Problem requirements:
In the forum post about a homebred horse's bloodlines, what is the name of the youngster's sire?

Selected text:
# What 'is' he?



## Char0901 (17 March 2017)

This question really annoys me. But having a homebred and being on a yard that is mostly showing focused where everything is a Welsh something or other by such and such etc, I get asked a lot. I really have to bite my tongue from replying... 'He's a horse!'

It has however got me thinking.

He was bred out of my late mare who was by Greystone Pathfinder (who is by a stallion called Mariuson, showjumping lines, and his dam was called Shelia Crockett, who seems to be bred out of racing thoroughbreds) My mares dam was called Double Centre, who I can't find much about online, however after speaking to my mare's breeder a couple of years ago, she was a privately owned race horse, who ran but not often.

My youngsters sire is Cairo (by Calido 1. Dam was Madame 1 by Capitol 1)

Sorry, I obviously don't know how to write it like others do!

So, after all that waffle...

Supplied records:
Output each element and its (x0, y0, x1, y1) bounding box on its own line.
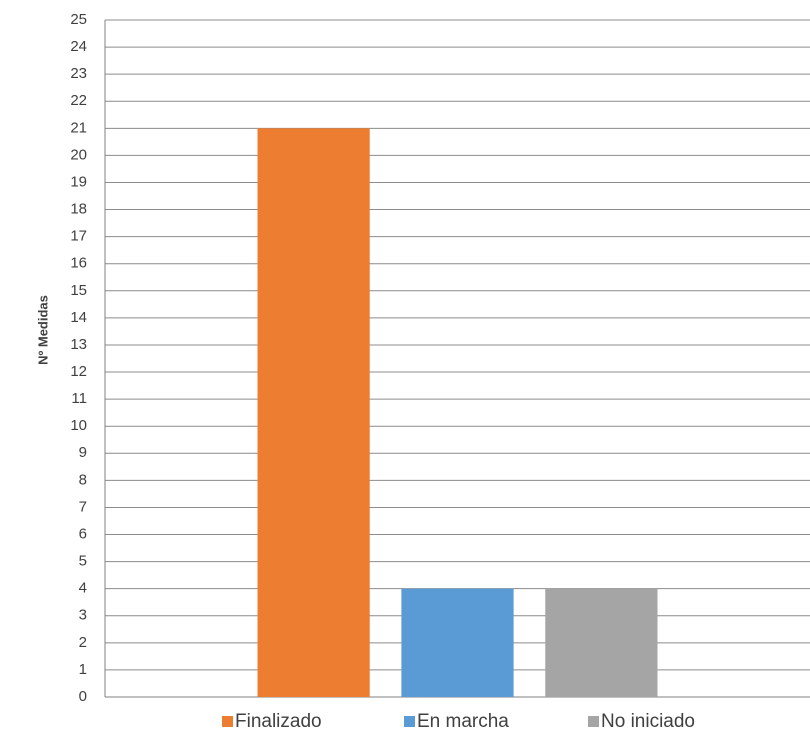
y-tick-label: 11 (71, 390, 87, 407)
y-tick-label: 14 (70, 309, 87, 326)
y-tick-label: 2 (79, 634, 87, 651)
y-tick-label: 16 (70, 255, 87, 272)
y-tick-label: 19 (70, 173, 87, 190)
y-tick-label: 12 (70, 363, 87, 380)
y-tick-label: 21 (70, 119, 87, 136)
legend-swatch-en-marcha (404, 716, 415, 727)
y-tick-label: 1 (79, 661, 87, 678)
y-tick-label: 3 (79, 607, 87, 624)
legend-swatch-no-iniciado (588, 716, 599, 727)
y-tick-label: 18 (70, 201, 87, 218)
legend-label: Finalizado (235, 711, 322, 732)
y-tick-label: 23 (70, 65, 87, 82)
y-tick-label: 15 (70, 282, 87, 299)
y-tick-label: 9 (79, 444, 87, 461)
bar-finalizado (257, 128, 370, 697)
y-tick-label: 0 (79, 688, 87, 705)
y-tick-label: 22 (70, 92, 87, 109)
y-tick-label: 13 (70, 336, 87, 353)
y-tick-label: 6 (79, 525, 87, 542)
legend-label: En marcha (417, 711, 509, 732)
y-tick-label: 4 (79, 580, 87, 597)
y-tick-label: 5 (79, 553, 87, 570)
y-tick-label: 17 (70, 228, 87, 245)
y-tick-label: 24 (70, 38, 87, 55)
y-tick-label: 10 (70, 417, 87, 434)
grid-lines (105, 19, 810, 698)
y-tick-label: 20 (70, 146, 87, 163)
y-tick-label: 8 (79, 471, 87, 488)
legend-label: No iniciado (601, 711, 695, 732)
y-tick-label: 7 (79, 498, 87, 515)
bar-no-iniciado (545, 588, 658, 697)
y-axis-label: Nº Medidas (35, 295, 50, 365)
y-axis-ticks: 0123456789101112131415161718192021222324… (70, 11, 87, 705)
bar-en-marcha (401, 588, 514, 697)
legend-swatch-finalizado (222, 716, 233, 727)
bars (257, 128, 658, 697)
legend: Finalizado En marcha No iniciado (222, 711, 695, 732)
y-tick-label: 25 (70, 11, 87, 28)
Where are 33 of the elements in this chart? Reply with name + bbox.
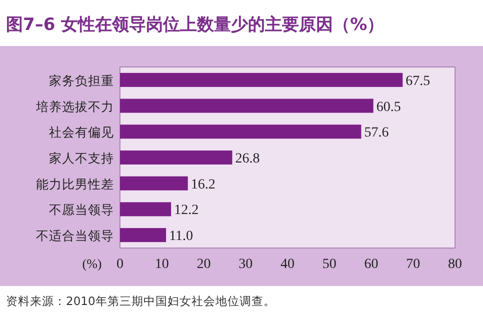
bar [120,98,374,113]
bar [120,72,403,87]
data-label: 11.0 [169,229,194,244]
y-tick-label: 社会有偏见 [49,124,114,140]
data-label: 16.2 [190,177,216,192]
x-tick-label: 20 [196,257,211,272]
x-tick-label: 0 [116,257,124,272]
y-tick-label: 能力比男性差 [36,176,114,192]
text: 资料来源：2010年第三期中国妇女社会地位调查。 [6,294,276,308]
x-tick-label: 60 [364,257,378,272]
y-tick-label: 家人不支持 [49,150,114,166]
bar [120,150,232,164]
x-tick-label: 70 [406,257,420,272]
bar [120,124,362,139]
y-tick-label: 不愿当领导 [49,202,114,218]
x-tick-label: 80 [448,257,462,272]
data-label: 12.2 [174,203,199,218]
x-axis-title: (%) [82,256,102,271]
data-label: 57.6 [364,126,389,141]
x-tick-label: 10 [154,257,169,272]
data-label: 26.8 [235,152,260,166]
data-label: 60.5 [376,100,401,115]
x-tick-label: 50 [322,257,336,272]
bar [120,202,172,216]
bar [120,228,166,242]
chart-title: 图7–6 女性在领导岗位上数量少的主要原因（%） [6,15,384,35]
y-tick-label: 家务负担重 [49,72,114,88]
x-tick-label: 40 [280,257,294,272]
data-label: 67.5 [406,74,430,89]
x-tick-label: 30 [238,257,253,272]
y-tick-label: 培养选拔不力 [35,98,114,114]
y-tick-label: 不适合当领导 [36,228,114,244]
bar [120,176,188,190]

Task solution:
Cairo